A pedradas
Cuenta el personaje de una vieja novela que su padre había inventado una máquina para que los perros llegasen a creer en Dios o, al menos, en algún tipo de divina providencia. Consistía el artilugio en una serie de ballestas que lanzaban piedras al azar desde el tejado del castillo, de forma que siempre había alguna que caía en la cabeza de los perros de caza que retozaban por el jardín. El pobre animal quedaba sorprendido, miraba a su alrededor atemorizado y se escondía con aspecto angustiado, produciendo la impresión de que no era la primera vez que le ocurría tal cosa. La esperanza del inventor era que esa experiencia repetida llegase a hacerle reflexionar sobre el sentido de la vida y la existencia de seres superiores.

#### [Qué hacer]
Escribe la continuación del texto sobre la máquina que lanzaba piedras a los perros, empezando justo después de su última frase.

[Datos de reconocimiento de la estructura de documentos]

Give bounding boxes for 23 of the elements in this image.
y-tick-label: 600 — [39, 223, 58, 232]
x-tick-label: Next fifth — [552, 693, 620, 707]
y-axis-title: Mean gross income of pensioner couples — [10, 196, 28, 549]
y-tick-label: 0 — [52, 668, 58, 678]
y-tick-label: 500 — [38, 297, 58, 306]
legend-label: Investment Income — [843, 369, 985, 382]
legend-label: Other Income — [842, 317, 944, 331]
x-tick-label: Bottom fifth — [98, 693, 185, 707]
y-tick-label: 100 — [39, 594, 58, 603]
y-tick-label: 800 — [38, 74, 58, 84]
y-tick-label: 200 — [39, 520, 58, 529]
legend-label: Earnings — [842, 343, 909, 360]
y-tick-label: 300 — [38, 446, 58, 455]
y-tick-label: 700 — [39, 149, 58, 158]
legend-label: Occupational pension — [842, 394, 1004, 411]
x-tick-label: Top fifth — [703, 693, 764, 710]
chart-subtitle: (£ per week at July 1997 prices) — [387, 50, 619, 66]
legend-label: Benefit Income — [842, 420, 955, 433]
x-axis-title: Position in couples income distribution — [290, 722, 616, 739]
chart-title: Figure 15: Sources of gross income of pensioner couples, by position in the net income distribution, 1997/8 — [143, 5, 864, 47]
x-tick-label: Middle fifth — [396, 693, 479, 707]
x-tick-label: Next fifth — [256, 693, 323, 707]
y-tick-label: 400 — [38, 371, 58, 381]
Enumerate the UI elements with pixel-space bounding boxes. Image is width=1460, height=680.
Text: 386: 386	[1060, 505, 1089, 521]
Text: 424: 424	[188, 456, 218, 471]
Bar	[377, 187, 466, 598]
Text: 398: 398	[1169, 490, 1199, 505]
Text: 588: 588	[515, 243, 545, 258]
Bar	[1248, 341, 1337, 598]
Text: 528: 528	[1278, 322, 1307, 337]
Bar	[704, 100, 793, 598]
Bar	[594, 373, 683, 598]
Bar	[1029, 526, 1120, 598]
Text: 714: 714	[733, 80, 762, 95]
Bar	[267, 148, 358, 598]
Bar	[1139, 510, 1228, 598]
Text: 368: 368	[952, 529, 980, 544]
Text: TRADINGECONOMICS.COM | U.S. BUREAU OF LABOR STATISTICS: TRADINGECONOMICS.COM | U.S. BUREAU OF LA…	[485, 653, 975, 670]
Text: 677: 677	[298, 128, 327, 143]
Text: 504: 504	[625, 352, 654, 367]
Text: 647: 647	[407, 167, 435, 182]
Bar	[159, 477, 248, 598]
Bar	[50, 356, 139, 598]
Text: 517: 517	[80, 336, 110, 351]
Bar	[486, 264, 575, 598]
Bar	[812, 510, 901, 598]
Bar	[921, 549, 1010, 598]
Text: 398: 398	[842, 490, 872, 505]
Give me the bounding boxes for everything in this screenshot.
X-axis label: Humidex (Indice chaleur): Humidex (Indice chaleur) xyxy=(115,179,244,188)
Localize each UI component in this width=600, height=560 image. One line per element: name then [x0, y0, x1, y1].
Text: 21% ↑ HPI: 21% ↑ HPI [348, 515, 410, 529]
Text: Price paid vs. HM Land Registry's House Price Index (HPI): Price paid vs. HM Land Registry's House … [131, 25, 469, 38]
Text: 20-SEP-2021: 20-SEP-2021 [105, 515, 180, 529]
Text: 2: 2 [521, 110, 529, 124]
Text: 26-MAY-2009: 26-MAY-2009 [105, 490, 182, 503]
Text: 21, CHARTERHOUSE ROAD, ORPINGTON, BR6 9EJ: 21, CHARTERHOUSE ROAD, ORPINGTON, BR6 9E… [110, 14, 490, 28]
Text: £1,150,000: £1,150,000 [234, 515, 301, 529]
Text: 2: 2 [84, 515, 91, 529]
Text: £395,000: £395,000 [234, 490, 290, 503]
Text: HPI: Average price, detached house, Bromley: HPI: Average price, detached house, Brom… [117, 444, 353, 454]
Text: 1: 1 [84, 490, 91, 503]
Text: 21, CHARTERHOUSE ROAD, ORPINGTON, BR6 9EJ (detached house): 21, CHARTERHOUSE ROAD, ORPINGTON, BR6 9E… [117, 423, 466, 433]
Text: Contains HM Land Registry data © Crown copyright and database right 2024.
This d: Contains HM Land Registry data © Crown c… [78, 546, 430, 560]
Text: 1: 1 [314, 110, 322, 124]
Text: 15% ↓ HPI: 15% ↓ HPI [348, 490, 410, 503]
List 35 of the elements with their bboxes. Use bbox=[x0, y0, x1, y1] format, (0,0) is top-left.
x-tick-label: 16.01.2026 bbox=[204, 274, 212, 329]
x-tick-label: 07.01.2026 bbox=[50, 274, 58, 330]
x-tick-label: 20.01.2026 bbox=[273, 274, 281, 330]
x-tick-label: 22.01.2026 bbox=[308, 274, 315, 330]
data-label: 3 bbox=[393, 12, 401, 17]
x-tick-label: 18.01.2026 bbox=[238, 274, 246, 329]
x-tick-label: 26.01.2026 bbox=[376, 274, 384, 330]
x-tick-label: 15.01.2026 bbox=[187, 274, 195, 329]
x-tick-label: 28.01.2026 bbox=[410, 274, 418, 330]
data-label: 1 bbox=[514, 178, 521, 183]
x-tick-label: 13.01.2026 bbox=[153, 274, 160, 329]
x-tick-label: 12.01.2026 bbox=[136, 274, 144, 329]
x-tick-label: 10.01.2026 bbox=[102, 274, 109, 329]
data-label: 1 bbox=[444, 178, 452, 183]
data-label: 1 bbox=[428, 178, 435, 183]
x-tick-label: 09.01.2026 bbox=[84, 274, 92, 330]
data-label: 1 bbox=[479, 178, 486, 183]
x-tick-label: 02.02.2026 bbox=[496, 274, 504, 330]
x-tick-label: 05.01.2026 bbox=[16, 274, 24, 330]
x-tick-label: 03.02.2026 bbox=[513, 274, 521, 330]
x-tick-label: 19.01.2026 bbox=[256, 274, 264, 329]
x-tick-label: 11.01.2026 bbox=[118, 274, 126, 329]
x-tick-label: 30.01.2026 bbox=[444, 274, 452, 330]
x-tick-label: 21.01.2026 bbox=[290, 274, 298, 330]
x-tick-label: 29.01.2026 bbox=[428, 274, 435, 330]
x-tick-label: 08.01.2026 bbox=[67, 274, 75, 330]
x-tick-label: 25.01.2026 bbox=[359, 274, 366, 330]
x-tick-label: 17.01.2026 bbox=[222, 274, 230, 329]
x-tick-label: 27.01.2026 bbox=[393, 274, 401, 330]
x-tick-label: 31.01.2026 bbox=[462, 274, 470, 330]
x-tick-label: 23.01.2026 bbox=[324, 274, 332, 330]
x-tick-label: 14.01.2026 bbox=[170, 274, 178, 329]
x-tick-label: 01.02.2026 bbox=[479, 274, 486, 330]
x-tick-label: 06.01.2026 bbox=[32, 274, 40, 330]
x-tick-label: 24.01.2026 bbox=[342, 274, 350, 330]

#### [Resultado]
Dudo mucho que el francotirador de Washington lea novelas clásicas, pero es evidente que también cree en el invento. La diferencia es que piensa que los ciudadanos son como perros y que él mismo es el propio Dios. Todo consiste en disparar al azar para que la gente crea en él, un argumento que puede convencer a más de uno.
Y es que últimamente llueven piedras por todos sitios, digo yo que será para que lleguemos a creer en algo o en alguien. Por ejemplo, aparcas el coche donde puedas, que en Valencia significa en cualquier sitio, y de pronto le cae encima una esponja con gasolina que lo deja carbonizado hasta el mismísimo permiso de circulación, que nunca sabes dónde está pero que también se quema. ¿En quién tendríamos que creer para que la cosa termine de una vez?
Pero eso no es todo. Paso por un hospital y escucho por casualidad a un médico, con el rostro amoratado por la indignación, que acaba de recibir la biopsia positiva de un tumor maligno que había enviado hace un mes para que fuese analizado. El desgraciado paciente acaba de recibir una pedrada con efecto retardado, una especialidad de lanzamiento que es frecuente en la sanidad para convencernos de que vivimos de milagro, otra creencia muy extendida hoy en día.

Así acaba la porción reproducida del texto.